◆ YANG HARUS DIKERJAKAN ◆
1. Jawab pertanyaan berikut berdasarkan teks tentang pembuahan di laboratorium.
(a) Sampai berapa kali IMSI bisa memperbesar gambar sel sperma?
(b) Di mana sel telur istri dan sel sperma suami dipertemukan?
(c) Apa akibatnya jika spindel tersenggol?
2. Tolong tuliskan ulang tanpa perubahan bagian teks tentang pembuahan di laboratorium, dari "Dalam proses penyuntikan" sampai dengan "akan terjadi pembuahan.".

5. Pembuahan di laboratorium
Tahapan ini merupakan fase paling penting dalam proses bayi tabung. Sel telur istri dan sel sperma suami akan dipertemukan dalam wadah khusus di laboratorium untuk memicu pembuahan.
Setelah sel telur matang dan ada sperma, pembuahan di laboratorium bisa dilakukan. Proses pembuahan bisa lewat cara normal, atau dipicu dengan suntikan.
Dalam proses penyuntikan sperma, dibutuhkan teknologi seperti IMSI (Intracytoplasmic Morphologically Selected Sperm Injection (IMSI) yang bisa memperbesar gambar sel sperma sampai 6.600 kali. Dengan begitu, bisa diketahui secara persis sperma yang disuntikkan dalam kondisi normal atau tidak.
Salah satu hal yang penting pada tahap ini ialah penyuntikan sel sperma ke dalam sel telur harus dengan posisi yang tepat. Hal ini agar proses penyuntikan tidak merusak materi genetik di sel telur.
Maka itu, butuh perangkat software yang bisa memindai kromosom sel telur. Misalnya, menyuntikkan sperma tidak boleh di dekat spindel (bagian kromosom yang berfungsi menggerakkan kromosom pada proses pembelahan sel). Jika spindel tersenggol, tak akan terjadi pembuahan.

◆ CUPLIKAN DATASET ◆
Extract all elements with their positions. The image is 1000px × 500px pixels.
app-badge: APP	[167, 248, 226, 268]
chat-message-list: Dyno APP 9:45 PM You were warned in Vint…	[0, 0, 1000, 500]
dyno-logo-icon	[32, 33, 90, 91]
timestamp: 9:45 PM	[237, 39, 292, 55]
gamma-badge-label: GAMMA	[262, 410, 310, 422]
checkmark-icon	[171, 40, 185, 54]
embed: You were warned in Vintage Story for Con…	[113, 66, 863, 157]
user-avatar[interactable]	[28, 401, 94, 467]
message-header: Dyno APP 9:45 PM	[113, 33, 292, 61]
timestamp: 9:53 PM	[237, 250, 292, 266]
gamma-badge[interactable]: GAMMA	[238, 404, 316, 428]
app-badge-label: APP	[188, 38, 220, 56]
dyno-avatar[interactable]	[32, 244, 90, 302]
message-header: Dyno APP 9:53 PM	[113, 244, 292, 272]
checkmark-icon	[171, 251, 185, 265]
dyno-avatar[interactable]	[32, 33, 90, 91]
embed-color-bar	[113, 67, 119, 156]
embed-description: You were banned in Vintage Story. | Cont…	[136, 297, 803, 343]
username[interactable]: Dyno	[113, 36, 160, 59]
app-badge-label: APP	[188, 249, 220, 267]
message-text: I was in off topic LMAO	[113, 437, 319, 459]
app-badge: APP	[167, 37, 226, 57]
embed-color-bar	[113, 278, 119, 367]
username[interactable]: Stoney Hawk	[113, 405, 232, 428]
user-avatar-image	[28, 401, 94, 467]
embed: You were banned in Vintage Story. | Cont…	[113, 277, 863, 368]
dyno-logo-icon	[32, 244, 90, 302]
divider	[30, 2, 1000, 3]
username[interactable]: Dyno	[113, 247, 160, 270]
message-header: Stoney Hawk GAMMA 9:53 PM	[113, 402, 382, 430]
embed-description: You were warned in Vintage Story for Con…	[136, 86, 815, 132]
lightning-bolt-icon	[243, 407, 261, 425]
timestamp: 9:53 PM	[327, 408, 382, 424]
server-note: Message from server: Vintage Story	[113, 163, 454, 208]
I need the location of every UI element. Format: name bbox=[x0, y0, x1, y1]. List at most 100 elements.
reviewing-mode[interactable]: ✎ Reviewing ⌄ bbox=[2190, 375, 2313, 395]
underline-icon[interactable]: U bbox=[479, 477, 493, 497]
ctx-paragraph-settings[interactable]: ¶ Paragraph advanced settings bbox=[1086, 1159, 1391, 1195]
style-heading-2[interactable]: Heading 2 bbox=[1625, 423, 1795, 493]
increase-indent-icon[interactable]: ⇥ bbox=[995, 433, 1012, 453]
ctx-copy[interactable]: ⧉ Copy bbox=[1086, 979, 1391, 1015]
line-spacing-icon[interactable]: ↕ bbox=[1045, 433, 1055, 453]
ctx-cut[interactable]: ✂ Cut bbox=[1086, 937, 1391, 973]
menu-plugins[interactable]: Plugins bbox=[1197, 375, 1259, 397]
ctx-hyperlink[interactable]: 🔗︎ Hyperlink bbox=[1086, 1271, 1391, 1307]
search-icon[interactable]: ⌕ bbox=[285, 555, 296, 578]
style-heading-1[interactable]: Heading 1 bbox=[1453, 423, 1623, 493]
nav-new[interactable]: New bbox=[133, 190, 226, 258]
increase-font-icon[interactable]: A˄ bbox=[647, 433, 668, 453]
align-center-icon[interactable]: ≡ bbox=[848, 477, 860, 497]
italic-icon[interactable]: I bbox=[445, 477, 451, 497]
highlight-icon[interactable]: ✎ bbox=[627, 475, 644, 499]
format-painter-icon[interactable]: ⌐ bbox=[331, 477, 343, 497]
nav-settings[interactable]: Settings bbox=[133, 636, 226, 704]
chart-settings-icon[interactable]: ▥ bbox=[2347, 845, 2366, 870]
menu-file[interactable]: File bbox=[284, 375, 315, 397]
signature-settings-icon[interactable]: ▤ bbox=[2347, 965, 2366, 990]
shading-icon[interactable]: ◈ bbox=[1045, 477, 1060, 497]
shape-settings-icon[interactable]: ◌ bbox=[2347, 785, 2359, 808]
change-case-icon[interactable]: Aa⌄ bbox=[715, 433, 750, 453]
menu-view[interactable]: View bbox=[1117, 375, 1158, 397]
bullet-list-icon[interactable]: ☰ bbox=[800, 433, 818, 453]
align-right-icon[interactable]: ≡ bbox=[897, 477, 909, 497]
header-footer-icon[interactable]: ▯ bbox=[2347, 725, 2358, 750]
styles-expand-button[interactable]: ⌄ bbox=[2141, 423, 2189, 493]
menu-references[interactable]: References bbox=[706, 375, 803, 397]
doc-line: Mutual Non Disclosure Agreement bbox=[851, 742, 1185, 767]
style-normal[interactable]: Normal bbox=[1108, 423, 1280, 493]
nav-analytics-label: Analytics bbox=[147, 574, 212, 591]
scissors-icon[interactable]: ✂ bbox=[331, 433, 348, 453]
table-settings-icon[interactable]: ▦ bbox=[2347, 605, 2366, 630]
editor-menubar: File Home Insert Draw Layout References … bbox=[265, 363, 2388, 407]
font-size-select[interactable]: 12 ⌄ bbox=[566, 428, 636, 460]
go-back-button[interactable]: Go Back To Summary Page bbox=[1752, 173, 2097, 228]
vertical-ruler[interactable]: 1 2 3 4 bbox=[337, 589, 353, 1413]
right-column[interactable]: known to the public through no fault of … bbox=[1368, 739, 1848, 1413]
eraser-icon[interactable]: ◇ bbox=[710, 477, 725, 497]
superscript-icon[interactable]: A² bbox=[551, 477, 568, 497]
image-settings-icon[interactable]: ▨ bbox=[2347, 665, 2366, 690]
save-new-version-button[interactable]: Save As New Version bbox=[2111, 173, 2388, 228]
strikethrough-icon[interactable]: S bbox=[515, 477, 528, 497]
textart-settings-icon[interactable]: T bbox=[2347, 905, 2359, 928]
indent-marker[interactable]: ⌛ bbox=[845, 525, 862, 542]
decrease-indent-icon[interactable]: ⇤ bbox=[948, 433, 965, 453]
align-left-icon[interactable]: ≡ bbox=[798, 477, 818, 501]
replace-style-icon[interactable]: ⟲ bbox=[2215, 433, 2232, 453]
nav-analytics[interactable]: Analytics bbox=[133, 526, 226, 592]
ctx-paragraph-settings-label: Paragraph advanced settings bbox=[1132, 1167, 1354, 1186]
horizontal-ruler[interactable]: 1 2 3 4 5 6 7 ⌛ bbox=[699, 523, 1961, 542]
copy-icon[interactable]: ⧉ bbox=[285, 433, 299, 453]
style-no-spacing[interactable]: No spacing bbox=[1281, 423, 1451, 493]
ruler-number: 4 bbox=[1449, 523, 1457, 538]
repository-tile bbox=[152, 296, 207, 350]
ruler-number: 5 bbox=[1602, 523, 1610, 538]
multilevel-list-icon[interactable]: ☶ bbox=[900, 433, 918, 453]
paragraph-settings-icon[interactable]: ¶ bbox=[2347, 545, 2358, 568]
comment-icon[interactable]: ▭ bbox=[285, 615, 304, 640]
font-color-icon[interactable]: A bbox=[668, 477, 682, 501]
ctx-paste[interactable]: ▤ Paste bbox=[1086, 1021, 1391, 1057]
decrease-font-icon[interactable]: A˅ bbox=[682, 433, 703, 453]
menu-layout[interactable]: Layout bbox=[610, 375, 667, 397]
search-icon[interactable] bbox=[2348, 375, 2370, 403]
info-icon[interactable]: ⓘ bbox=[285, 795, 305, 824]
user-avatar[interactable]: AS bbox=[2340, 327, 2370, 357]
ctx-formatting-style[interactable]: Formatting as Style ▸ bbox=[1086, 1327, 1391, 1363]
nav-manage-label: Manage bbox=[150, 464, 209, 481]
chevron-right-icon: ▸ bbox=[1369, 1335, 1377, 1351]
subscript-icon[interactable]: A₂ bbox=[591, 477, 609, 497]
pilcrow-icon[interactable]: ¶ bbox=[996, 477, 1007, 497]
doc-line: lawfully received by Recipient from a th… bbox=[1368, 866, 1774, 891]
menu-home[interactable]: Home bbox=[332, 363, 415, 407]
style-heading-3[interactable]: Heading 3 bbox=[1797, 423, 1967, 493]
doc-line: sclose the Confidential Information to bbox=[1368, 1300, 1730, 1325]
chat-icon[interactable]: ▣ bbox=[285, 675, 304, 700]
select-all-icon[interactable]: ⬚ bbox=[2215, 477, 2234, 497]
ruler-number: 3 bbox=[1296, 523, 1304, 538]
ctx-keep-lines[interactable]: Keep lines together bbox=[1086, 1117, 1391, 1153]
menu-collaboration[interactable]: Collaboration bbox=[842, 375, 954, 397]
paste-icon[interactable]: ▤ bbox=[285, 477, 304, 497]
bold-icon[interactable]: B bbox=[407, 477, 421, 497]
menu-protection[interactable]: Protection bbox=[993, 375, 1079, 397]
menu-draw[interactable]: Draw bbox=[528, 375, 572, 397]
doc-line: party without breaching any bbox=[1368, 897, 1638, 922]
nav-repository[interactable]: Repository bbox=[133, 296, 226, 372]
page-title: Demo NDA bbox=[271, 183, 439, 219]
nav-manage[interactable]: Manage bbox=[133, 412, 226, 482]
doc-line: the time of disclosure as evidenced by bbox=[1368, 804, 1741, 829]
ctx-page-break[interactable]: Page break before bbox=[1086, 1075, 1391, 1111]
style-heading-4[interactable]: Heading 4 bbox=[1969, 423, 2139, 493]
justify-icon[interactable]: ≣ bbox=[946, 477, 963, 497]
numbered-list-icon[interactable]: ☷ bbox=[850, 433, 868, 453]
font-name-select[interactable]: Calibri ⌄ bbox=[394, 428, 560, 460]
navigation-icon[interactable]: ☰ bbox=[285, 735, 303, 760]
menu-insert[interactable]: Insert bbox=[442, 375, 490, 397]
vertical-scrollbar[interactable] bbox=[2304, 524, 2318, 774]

◆ JAWABAN ◆
1.
(a) Sampai 6.600 kali.
(b) Dalam wadah khusus di laboratorium.
(c) Tak akan terjadi pembuahan.

2.
Dalam proses penyuntikan sperma, dibutuhkan teknologi seperti IMSI (Intracytoplasmic Morphologically Selected Sperm Injection (IMSI) yang bisa memperbesar gambar sel sperma sampai 6.600 kali. Dengan begitu, bisa diketahui secara persis sperma yang disuntikkan dalam kondisi normal atau tidak.
Salah satu hal yang penting pada tahap ini ialah penyuntikan sel sperma ke dalam sel telur harus dengan posisi yang tepat. Hal ini agar proses penyuntikan tidak merusak materi genetik di sel telur.
Maka itu, butuh perangkat software yang bisa memindai kromosom sel telur. Misalnya, menyuntikkan sperma tidak boleh di dekat spindel (bagian kromosom yang berfungsi menggerakkan kromosom pada proses pembelahan sel). Jika spindel tersenggol, tak akan terjadi pembuahan.